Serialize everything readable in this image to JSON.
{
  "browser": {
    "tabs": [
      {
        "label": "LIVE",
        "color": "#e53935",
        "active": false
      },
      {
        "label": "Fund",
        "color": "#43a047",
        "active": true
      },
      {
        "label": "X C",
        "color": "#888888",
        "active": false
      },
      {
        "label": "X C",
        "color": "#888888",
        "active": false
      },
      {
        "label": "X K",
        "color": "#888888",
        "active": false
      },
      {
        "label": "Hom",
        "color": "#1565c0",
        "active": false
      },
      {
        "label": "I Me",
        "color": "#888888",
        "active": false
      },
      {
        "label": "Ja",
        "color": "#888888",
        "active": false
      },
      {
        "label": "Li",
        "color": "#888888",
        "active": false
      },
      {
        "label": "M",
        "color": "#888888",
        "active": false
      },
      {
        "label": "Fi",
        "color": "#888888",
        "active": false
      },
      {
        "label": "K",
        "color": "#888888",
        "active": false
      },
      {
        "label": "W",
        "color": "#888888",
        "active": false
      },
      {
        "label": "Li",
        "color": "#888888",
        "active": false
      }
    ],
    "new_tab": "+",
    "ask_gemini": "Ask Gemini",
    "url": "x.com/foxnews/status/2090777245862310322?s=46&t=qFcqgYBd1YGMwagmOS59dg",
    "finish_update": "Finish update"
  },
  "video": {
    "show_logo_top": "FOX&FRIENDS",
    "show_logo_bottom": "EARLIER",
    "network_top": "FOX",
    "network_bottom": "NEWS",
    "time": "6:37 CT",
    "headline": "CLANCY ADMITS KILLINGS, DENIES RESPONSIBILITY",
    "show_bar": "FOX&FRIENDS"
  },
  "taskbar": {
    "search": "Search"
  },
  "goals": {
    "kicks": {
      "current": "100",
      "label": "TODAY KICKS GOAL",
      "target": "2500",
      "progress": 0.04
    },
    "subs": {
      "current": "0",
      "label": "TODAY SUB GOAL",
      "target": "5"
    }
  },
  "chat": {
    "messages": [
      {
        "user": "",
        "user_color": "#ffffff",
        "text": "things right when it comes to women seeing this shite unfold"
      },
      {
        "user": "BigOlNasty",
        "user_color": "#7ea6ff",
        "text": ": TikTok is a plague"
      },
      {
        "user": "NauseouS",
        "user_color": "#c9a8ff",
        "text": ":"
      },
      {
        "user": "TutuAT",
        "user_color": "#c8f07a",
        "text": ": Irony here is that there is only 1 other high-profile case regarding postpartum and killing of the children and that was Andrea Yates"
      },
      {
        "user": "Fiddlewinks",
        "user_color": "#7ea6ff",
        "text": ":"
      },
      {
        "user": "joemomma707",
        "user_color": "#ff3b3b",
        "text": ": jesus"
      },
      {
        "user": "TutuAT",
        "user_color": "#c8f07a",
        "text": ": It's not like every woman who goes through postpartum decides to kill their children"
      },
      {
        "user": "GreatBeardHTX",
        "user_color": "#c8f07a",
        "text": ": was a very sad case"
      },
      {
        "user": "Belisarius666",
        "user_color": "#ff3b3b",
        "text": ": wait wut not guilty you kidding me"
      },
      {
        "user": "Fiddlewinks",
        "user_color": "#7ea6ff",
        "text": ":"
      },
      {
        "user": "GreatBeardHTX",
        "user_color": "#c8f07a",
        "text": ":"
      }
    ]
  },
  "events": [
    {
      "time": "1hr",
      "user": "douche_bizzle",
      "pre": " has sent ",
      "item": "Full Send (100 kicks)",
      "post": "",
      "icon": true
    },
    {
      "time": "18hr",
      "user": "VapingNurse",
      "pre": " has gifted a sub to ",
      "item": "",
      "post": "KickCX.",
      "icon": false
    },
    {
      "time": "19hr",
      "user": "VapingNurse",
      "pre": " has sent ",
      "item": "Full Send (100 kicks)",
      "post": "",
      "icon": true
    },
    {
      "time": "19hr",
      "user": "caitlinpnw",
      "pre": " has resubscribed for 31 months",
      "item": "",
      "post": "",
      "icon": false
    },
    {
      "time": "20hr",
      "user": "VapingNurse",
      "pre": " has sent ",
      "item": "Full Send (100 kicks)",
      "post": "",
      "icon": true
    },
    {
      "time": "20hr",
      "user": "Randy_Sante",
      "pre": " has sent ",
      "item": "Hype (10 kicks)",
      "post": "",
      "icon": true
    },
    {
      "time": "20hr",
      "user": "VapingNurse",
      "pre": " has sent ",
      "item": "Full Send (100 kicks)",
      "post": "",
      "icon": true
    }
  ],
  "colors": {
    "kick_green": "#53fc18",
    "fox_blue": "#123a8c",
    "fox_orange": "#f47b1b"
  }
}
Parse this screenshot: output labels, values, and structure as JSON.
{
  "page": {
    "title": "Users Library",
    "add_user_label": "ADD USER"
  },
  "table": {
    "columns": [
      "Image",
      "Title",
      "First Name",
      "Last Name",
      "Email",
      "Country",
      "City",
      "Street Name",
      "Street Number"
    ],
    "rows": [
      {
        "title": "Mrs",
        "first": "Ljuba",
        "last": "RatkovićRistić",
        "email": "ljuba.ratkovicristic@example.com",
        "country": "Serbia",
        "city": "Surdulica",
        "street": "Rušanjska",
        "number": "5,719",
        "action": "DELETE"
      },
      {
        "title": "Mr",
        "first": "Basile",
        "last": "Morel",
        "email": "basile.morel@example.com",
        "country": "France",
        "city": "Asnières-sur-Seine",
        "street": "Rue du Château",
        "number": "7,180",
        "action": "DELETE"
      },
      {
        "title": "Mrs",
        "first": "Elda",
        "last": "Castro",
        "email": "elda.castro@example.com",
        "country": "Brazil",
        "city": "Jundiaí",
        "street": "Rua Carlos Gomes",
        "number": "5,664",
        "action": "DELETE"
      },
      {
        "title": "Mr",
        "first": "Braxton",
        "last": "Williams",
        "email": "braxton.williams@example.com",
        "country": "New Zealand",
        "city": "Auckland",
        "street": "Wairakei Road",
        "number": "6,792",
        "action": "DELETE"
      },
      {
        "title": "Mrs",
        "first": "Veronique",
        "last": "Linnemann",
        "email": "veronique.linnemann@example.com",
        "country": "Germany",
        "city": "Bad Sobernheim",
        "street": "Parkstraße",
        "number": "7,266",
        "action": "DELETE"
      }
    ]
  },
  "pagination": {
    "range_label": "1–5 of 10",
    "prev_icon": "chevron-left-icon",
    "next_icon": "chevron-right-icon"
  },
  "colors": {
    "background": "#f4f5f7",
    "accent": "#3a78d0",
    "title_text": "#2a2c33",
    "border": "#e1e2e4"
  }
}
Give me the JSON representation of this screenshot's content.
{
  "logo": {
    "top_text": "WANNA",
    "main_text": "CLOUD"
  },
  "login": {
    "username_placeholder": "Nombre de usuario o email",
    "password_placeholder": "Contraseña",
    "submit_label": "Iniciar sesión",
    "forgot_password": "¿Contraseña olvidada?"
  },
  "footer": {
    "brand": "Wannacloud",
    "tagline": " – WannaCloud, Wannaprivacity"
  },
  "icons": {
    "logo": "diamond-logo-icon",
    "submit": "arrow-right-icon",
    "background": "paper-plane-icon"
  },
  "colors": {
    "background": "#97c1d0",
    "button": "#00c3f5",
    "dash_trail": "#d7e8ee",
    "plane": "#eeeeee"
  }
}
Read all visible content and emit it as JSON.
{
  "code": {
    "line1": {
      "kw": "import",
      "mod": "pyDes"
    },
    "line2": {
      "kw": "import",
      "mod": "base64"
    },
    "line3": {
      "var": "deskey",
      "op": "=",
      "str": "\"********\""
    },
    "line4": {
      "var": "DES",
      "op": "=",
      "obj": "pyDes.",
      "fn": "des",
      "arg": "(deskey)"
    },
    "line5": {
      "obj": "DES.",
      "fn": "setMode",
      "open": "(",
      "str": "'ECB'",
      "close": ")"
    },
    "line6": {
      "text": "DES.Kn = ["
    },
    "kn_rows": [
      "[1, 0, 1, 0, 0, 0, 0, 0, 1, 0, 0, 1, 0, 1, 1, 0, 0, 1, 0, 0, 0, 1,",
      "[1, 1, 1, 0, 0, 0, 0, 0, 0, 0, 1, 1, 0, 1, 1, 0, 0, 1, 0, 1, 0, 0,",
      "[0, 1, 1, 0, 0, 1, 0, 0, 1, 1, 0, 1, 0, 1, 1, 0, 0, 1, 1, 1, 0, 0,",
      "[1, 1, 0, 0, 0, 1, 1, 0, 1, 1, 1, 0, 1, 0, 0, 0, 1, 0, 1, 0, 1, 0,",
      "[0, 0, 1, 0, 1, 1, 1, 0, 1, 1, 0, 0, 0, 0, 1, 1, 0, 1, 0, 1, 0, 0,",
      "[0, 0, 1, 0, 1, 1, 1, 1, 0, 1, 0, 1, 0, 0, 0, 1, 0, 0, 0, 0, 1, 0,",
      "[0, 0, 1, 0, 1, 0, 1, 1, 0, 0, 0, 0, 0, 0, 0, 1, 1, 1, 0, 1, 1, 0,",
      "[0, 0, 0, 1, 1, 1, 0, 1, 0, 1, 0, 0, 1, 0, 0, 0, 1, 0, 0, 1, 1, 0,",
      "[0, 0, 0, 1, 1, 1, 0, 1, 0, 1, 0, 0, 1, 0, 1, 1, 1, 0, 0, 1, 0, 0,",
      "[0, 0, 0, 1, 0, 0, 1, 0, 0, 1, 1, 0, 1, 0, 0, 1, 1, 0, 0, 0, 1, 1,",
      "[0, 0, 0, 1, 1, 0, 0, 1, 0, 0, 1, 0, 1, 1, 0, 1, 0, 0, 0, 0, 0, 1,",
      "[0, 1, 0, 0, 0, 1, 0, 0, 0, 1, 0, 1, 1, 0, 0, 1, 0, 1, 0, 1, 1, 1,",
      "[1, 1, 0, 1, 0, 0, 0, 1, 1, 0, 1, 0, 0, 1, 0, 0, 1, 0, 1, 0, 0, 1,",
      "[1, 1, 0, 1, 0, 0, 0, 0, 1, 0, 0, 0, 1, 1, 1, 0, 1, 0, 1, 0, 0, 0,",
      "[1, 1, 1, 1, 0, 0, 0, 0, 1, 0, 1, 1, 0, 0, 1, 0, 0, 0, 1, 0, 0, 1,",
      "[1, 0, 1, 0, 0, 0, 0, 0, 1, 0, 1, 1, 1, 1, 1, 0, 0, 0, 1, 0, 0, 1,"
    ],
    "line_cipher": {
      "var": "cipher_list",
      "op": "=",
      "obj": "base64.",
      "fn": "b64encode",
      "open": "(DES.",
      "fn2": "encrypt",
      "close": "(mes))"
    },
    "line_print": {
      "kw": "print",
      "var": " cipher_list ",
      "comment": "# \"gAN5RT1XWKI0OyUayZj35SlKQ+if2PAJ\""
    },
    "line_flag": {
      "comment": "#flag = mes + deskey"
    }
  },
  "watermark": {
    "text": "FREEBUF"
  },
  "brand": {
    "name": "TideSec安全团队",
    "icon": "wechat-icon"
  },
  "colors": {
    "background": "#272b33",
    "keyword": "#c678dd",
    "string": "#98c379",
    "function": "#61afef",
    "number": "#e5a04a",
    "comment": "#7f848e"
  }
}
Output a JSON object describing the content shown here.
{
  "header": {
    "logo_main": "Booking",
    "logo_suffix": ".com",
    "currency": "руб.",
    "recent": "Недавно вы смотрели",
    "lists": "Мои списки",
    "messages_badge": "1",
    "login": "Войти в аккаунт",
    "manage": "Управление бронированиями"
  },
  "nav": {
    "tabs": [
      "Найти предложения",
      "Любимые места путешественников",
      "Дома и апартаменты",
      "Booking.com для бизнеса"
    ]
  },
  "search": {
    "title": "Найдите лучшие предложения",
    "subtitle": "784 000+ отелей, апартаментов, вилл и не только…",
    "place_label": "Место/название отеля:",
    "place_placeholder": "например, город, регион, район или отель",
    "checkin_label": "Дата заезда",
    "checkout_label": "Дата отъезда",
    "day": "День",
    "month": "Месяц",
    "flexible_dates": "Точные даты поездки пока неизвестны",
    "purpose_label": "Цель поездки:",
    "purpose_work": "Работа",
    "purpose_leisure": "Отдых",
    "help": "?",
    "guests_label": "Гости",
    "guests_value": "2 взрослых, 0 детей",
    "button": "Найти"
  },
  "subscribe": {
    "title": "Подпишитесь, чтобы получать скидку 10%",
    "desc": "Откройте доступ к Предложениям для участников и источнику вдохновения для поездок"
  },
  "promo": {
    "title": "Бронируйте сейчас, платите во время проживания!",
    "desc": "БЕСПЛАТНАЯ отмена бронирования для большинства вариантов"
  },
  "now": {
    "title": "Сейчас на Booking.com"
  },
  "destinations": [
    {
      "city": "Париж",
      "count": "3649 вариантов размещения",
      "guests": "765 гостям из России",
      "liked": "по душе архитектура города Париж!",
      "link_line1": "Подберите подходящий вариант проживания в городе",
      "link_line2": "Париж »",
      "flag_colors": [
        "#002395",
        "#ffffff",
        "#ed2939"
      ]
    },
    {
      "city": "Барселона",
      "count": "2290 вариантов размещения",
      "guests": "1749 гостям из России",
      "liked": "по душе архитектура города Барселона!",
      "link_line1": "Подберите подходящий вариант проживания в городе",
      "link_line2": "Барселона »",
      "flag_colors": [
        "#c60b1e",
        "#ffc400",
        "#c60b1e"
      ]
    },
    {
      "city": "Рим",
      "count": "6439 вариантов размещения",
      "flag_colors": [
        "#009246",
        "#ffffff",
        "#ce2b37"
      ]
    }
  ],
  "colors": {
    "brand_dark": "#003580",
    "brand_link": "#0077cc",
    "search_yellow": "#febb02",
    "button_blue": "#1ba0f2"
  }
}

◆ WORK TO BE COMPLETED ◆
Examine the data above and state how many of its lines contain the word "Booking", with no further remarks.

◆ SOLUTION BELOW ◆
3